▸ **EXERCISE DIRECTIONS**
Please transcribe the data that follows without the pictures, keeping every word the same.

▸ **MATERIAL FOR THIS EXERCISE**
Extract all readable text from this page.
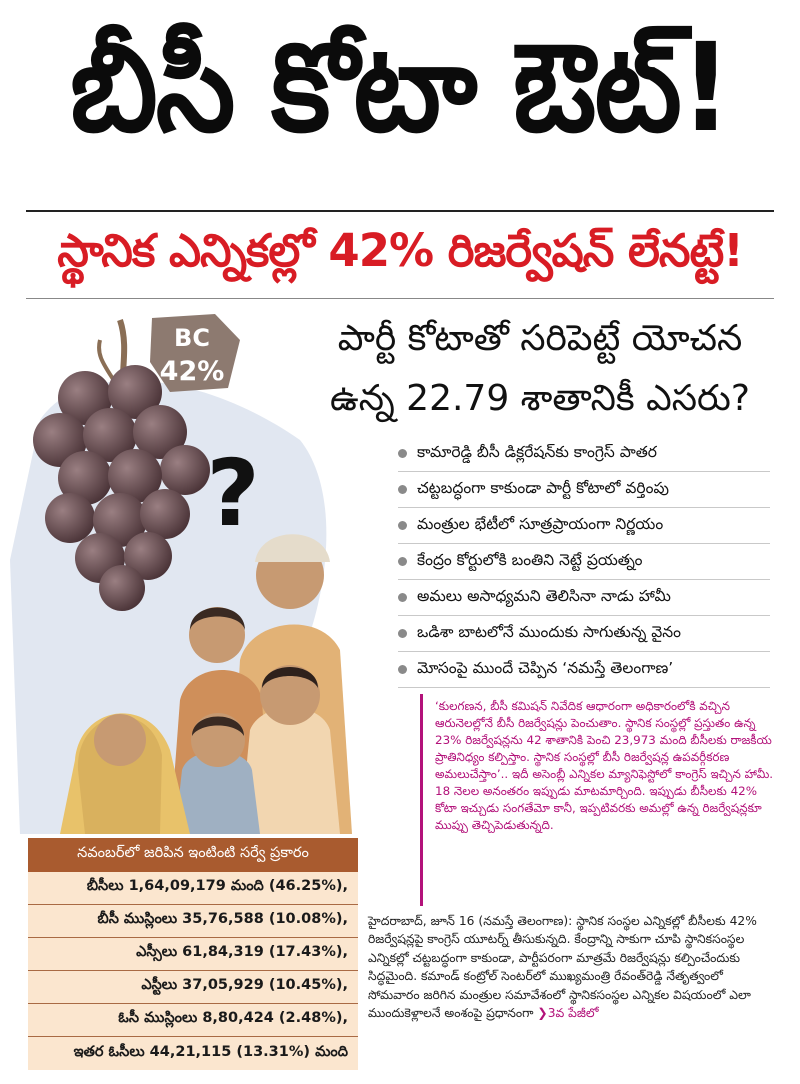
బీసీ కోటా ఔట్‌!
స్థానిక ఎన్నికల్లో 42% రిజర్వేషన్‌ లేనట్టే!
BC
42%
?
పార్టీ కోటాతో సరిపెట్టే యోచన
ఉన్న 22.79 శాతానికీ ఎసరు?
కామారెడ్డి బీసీ డిక్లరేషన్‌కు కాంగ్రెస్‌ పాతర
చట్టబద్ధంగా కాకుండా పార్టీ కోటాలో వర్తింపు
మంత్రుల భేటీలో సూత్రప్రాయంగా నిర్ణయం
కేంద్రం కోర్టులోకి బంతిని నెట్టే ప్రయత్నం
అమలు అసాధ్యమని తెలిసినా నాడు హామీ
ఒడిశా బాటలోనే ముందుకు సాగుతున్న వైనం
మోసంపై ముందే చెప్పిన ‘నమస్తే తెలంగాణ’

‘కులగణన, బీసీ కమిషన్‌ నివేదిక ఆధారంగా అధికారంలోకి వచ్చిన ఆరునెలల్లోనే బీసీ రిజర్వేషన్లు పెంచుతాం. స్థానిక సంస్థల్లో ప్రస్తుతం ఉన్న 23% రిజర్వేషన్లను 42 శాతానికి పెంచి 23,973 మంది బీసీలకు రాజకీయ ప్రాతినిధ్యం కల్పిస్తాం. స్థానిక సంస్థల్లో బీసీ రిజర్వేషన్ల ఉపవర్గీకరణ అమలుచేస్తాం’.. ఇదీ అసెంబ్లీ ఎన్నికల మ్యానిఫెస్టోలో కాంగ్రెస్‌ ఇచ్చిన హామీ. 18 నెలల అనంతరం ఇప్పుడు మాటమార్చింది. ఇప్పుడు బీసీలకు 42% కోటా ఇచ్చుడు సంగతేమో కానీ, ఇప్పటివరకు అమల్లో ఉన్న రిజర్వేషన్లకూ ముప్పు తెచ్చిపెడుతున్నది.

హైదరాబాద్‌, జూన్‌ 16 (నమస్తే తెలంగాణ): స్థానిక సంస్థల ఎన్నికల్లో బీసీలకు 42% రిజర్వేషన్లపై కాంగ్రెస్‌ యూటర్న్‌ తీసుకున్నది. కేంద్రాన్ని సాకుగా చూపి స్థానికసంస్థల ఎన్నికల్లో చట్టబద్ధంగా కాకుండా, పార్టీపరంగా మాత్రమే రిజర్వేషన్లు కల్పించేందుకు సిద్ధమైంది. కమాండ్‌ కంట్రోల్‌ సెంటర్‌లో ముఖ్యమంత్రి రేవంత్‌రెడ్డి నేతృత్వంలో సోమవారం జరిగిన మంత్రుల సమావేశంలో స్థానికసంస్థల ఎన్నికల విషయంలో ఎలా ముందుకెళ్లాలనే అంశంపై ప్రధానంగా ❯3వ పేజీలో
నవంబర్‌లో జరిపిన ఇంటింటి సర్వే ప్రకారం
బీసీలు 1,64,09,179 మంది (46.25%),
బీసీ ముస్లింలు 35,76,588 (10.08%),
ఎస్సీలు 61,84,319 (17.43%),
ఎస్టీలు 37,05,929 (10.45%),
ఓసీ ముస్లింలు 8,80,424 (2.48%),
ఇతర ఓసీలు 44,21,115 (13.31%) మంది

▸ **RESULT BELOW**
Extract all readable text from this page.
బీసీ కోటా ఔట్‌!
స్థానిక ఎన్నికల్లో 42% రిజర్వేషన్‌ లేనట్టే!
BC
42%
?
పార్టీ కోటాతో సరిపెట్టే యోచన
ఉన్న 22.79 శాతానికీ ఎసరు?
కామారెడ్డి బీసీ డిక్లరేషన్‌కు కాంగ్రెస్‌ పాతర
చట్టబద్ధంగా కాకుండా పార్టీ కోటాలో వర్తింపు
మంత్రుల భేటీలో సూత్రప్రాయంగా నిర్ణయం
కేంద్రం కోర్టులోకి బంతిని నెట్టే ప్రయత్నం
అమలు అసాధ్యమని తెలిసినా నాడు హామీ
ఒడిశా బాటలోనే ముందుకు సాగుతున్న వైనం
మోసంపై ముందే చెప్పిన ‘నమస్తే తెలంగాణ’

‘కులగణన, బీసీ కమిషన్‌ నివేదిక ఆధారంగా అధికారంలోకి వచ్చిన ఆరునెలల్లోనే బీసీ రిజర్వేషన్లు పెంచుతాం. స్థానిక సంస్థల్లో ప్రస్తుతం ఉన్న 23% రిజర్వేషన్లను 42 శాతానికి పెంచి 23,973 మంది బీసీలకు రాజకీయ ప్రాతినిధ్యం కల్పిస్తాం. స్థానిక సంస్థల్లో బీసీ రిజర్వేషన్ల ఉపవర్గీకరణ అమలుచేస్తాం’.. ఇదీ అసెంబ్లీ ఎన్నికల మ్యానిఫెస్టోలో కాంగ్రెస్‌ ఇచ్చిన హామీ. 18 నెలల అనంతరం ఇప్పుడు మాటమార్చింది. ఇప్పుడు బీసీలకు 42% కోటా ఇచ్చుడు సంగతేమో కానీ, ఇప్పటివరకు అమల్లో ఉన్న రిజర్వేషన్లకూ ముప్పు తెచ్చిపెడుతున్నది.

హైదరాబాద్‌, జూన్‌ 16 (నమస్తే తెలంగాణ): స్థానిక సంస్థల ఎన్నికల్లో బీసీలకు 42% రిజర్వేషన్లపై కాంగ్రెస్‌ యూటర్న్‌ తీసుకున్నది. కేంద్రాన్ని సాకుగా చూపి స్థానికసంస్థల ఎన్నికల్లో చట్టబద్ధంగా కాకుండా, పార్టీపరంగా మాత్రమే రిజర్వేషన్లు కల్పించేందుకు సిద్ధమైంది. కమాండ్‌ కంట్రోల్‌ సెంటర్‌లో ముఖ్యమంత్రి రేవంత్‌రెడ్డి నేతృత్వంలో సోమవారం జరిగిన మంత్రుల సమావేశంలో స్థానికసంస్థల ఎన్నికల విషయంలో ఎలా ముందుకెళ్లాలనే అంశంపై ప్రధానంగా ❯3వ పేజీలో
నవంబర్‌లో జరిపిన ఇంటింటి సర్వే ప్రకారం
బీసీలు 1,64,09,179 మంది (46.25%),
బీసీ ముస్లింలు 35,76,588 (10.08%),
ఎస్సీలు 61,84,319 (17.43%),
ఎస్టీలు 37,05,929 (10.45%),
ఓసీ ముస్లింలు 8,80,424 (2.48%),
ఇతర ఓసీలు 44,21,115 (13.31%) మంది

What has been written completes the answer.